### [Source document]
++++
Apache Spark Performance Tuning with Scala

Name: Apache Spark Performance Tuning with Scala
Price: 75 USD

Learn how to optimize Apache Spark with Scala for peak performance with our comprehensive course. Master Spark internals and configurations to enhance speed and memory efficiency for your cluster.

Enroll Now

Goal

They say Spark is fast. How do I make the best out of it?

I wrote a lot of Spark jobs over the past few years. Some of my old data pipelines are probably still running as you’re reading this. However, my journey with Spark had massive pain. You’ve probably seen this too.

You run 3 big jobs with the same DataFrame, so you try to cache it - but then you look in the UI and it’s nowhere to be found.
You’re finally given the cluster you’ve been asking for… and then you’re like “OK, now how many executors do I pick?”.
++++
(Spatial layout entries)
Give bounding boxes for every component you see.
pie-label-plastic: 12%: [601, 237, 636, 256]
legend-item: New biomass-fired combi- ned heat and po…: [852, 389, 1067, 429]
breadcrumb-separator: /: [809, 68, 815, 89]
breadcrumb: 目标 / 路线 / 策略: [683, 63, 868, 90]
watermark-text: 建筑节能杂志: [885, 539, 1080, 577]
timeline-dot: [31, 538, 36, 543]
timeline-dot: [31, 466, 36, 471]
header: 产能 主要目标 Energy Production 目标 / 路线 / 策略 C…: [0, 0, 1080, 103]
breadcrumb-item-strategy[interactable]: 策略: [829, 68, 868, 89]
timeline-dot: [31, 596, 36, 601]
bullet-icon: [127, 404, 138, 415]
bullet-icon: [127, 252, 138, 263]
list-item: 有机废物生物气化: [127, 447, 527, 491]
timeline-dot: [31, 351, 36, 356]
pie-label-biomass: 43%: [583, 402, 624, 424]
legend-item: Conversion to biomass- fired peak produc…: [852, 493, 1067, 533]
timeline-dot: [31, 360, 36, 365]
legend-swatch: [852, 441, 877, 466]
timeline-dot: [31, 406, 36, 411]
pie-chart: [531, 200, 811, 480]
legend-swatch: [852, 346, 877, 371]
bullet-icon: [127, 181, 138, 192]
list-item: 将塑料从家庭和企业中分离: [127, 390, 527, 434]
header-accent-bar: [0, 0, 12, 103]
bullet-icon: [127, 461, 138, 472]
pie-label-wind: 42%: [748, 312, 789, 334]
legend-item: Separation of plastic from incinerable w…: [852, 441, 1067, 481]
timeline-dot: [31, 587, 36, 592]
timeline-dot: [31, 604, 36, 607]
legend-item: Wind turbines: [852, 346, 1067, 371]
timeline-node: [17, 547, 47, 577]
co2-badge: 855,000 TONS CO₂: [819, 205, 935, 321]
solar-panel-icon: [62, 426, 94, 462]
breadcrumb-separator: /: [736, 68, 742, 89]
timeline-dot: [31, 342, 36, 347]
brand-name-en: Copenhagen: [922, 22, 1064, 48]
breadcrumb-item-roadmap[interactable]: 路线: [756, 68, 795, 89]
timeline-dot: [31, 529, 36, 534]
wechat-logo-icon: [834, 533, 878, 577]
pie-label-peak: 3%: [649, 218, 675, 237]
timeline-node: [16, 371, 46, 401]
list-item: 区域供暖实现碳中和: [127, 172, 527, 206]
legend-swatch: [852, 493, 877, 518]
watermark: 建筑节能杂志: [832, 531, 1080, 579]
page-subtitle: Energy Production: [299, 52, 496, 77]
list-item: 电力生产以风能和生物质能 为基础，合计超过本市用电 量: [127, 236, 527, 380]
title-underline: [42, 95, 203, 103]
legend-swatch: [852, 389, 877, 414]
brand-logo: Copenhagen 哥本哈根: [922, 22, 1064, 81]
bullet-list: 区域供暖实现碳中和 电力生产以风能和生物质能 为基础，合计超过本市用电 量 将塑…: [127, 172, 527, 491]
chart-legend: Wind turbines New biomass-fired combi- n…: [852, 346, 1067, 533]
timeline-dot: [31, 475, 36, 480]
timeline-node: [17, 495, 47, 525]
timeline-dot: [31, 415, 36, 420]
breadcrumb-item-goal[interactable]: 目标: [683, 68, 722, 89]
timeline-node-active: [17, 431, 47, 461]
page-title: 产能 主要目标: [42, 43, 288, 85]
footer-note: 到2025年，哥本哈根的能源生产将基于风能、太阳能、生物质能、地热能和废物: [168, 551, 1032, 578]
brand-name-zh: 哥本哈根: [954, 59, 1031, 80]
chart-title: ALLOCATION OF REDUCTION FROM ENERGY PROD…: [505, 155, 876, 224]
++++
### [Actions to take]
1/ Write out the part of the Spark tuning course page that opens with the words "I wrote a lot" and closes with "seen this too.".
2/ In the records, from the first line through the line containing "timeline-dot: [31, 604, 36, 607]", swap every "bullet-icon" for "bullet-marker" and give only those lines back, otherwise unchanged.
The course page and the records are unrelated pieces of material.

### [Answers in order]
1/
I wrote a lot of Spark jobs over the past few years. Some of my old data pipelines are probably still running as you’re reading this. However, my journey with Spark had massive pain. You’ve probably seen this too.

2/
Give bounding boxes for every component you see.
pie-label-plastic: 12%: [601, 237, 636, 256]
legend-item: New biomass-fired combi- ned heat and po…: [852, 389, 1067, 429]
breadcrumb-separator: /: [809, 68, 815, 89]
breadcrumb: 目标 / 路线 / 策略: [683, 63, 868, 90]
watermark-text: 建筑节能杂志: [885, 539, 1080, 577]
timeline-dot: [31, 538, 36, 543]
timeline-dot: [31, 466, 36, 471]
header: 产能 主要目标 Energy Production 目标 / 路线 / 策略 C…: [0, 0, 1080, 103]
breadcrumb-item-strategy[interactable]: 策略: [829, 68, 868, 89]
timeline-dot: [31, 596, 36, 601]
bullet-marker: [127, 404, 138, 415]
bullet-marker: [127, 252, 138, 263]
list-item: 有机废物生物气化: [127, 447, 527, 491]
timeline-dot: [31, 351, 36, 356]
pie-label-biomass: 43%: [583, 402, 624, 424]
legend-item: Conversion to biomass- fired peak produc…: [852, 493, 1067, 533]
timeline-dot: [31, 360, 36, 365]
legend-swatch: [852, 441, 877, 466]
timeline-dot: [31, 406, 36, 411]
pie-chart: [531, 200, 811, 480]
legend-swatch: [852, 346, 877, 371]
bullet-marker: [127, 181, 138, 192]
list-item: 将塑料从家庭和企业中分离: [127, 390, 527, 434]
header-accent-bar: [0, 0, 12, 103]
bullet-marker: [127, 461, 138, 472]
pie-label-wind: 42%: [748, 312, 789, 334]
legend-item: Separation of plastic from incinerable w…: [852, 441, 1067, 481]
timeline-dot: [31, 587, 36, 592]
timeline-dot: [31, 604, 36, 607]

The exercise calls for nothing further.